▼

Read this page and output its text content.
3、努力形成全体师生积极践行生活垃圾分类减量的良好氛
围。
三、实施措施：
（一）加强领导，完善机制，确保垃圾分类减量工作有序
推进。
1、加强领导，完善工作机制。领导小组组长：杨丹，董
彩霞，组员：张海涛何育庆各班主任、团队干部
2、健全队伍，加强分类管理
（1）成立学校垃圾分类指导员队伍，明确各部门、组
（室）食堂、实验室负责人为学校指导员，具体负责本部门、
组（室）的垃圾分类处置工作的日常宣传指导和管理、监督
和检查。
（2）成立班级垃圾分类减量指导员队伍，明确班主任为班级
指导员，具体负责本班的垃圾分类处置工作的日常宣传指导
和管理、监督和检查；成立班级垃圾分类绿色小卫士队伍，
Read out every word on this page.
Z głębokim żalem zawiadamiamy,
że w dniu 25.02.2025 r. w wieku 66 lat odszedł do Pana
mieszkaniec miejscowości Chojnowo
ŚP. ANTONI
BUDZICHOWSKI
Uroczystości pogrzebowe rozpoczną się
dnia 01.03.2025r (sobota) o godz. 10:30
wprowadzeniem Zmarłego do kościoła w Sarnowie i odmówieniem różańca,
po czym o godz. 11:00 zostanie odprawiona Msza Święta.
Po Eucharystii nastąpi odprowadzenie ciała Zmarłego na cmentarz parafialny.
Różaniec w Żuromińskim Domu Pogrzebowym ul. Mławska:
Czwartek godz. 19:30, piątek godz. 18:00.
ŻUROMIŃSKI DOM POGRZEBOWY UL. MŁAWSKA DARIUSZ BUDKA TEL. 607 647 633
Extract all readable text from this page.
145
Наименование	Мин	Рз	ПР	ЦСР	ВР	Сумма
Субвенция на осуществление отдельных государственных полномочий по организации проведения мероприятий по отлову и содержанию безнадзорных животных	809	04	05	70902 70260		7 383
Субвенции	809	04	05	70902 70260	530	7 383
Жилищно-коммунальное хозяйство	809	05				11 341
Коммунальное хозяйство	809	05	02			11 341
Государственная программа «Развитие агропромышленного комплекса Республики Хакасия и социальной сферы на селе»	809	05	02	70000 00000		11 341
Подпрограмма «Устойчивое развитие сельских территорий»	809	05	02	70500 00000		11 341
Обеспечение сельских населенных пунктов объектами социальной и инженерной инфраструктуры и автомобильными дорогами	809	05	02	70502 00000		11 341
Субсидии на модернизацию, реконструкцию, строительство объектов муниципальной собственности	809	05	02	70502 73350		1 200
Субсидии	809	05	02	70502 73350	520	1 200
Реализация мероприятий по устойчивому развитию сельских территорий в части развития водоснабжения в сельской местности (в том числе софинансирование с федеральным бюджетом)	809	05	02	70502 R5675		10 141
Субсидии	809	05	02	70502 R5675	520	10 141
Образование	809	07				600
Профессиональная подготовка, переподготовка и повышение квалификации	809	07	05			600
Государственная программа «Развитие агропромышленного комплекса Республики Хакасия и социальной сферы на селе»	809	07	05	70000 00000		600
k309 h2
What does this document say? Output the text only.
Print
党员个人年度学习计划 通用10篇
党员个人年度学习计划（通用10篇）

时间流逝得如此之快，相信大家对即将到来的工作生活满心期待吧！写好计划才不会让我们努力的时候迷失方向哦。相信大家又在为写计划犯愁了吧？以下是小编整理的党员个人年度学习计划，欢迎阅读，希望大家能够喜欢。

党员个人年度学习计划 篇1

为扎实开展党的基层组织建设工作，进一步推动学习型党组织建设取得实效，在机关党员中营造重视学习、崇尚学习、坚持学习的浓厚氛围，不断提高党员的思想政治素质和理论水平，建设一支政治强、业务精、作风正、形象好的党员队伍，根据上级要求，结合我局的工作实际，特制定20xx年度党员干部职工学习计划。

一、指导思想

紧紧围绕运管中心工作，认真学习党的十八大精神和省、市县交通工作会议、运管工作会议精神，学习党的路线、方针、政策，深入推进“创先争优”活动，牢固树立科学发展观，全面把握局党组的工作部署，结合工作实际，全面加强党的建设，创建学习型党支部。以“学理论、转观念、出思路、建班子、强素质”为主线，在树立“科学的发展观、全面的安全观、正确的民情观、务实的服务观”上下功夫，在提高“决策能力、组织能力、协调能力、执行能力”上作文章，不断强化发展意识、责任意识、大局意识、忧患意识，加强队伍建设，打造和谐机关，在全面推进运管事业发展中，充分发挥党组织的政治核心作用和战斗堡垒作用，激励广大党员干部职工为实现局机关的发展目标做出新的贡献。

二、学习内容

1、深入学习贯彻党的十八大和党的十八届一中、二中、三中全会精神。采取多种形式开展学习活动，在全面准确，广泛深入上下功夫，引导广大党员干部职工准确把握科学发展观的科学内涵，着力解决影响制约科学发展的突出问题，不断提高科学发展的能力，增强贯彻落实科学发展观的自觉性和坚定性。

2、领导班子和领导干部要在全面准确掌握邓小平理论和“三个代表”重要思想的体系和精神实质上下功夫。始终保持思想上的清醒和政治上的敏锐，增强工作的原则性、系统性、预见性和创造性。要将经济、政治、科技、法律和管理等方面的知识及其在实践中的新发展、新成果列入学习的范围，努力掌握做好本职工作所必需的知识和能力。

▲

TASK REQUIREMENTS:
Give back, exactly as written, the lines from the one with "What does this" to the last line.

FINAL RESULT:
What does this document say? Output the text only.
Print
党员个人年度学习计划 通用10篇
党员个人年度学习计划（通用10篇）

时间流逝得如此之快，相信大家对即将到来的工作生活满心期待吧！写好计划才不会让我们努力的时候迷失方向哦。相信大家又在为写计划犯愁了吧？以下是小编整理的党员个人年度学习计划，欢迎阅读，希望大家能够喜欢。

党员个人年度学习计划 篇1

为扎实开展党的基层组织建设工作，进一步推动学习型党组织建设取得实效，在机关党员中营造重视学习、崇尚学习、坚持学习的浓厚氛围，不断提高党员的思想政治素质和理论水平，建设一支政治强、业务精、作风正、形象好的党员队伍，根据上级要求，结合我局的工作实际，特制定20xx年度党员干部职工学习计划。

一、指导思想

紧紧围绕运管中心工作，认真学习党的十八大精神和省、市县交通工作会议、运管工作会议精神，学习党的路线、方针、政策，深入推进“创先争优”活动，牢固树立科学发展观，全面把握局党组的工作部署，结合工作实际，全面加强党的建设，创建学习型党支部。以“学理论、转观念、出思路、建班子、强素质”为主线，在树立“科学的发展观、全面的安全观、正确的民情观、务实的服务观”上下功夫，在提高“决策能力、组织能力、协调能力、执行能力”上作文章，不断强化发展意识、责任意识、大局意识、忧患意识，加强队伍建设，打造和谐机关，在全面推进运管事业发展中，充分发挥党组织的政治核心作用和战斗堡垒作用，激励广大党员干部职工为实现局机关的发展目标做出新的贡献。

二、学习内容

1、深入学习贯彻党的十八大和党的十八届一中、二中、三中全会精神。采取多种形式开展学习活动，在全面准确，广泛深入上下功夫，引导广大党员干部职工准确把握科学发展观的科学内涵，着力解决影响制约科学发展的突出问题，不断提高科学发展的能力，增强贯彻落实科学发展观的自觉性和坚定性。

2、领导班子和领导干部要在全面准确掌握邓小平理论和“三个代表”重要思想的体系和精神实质上下功夫。始终保持思想上的清醒和政治上的敏锐，增强工作的原则性、系统性、预见性和创造性。要将经济、政治、科技、法律和管理等方面的知识及其在实践中的新发展、新成果列入学习的范围，努力掌握做好本职工作所必需的知识和能力。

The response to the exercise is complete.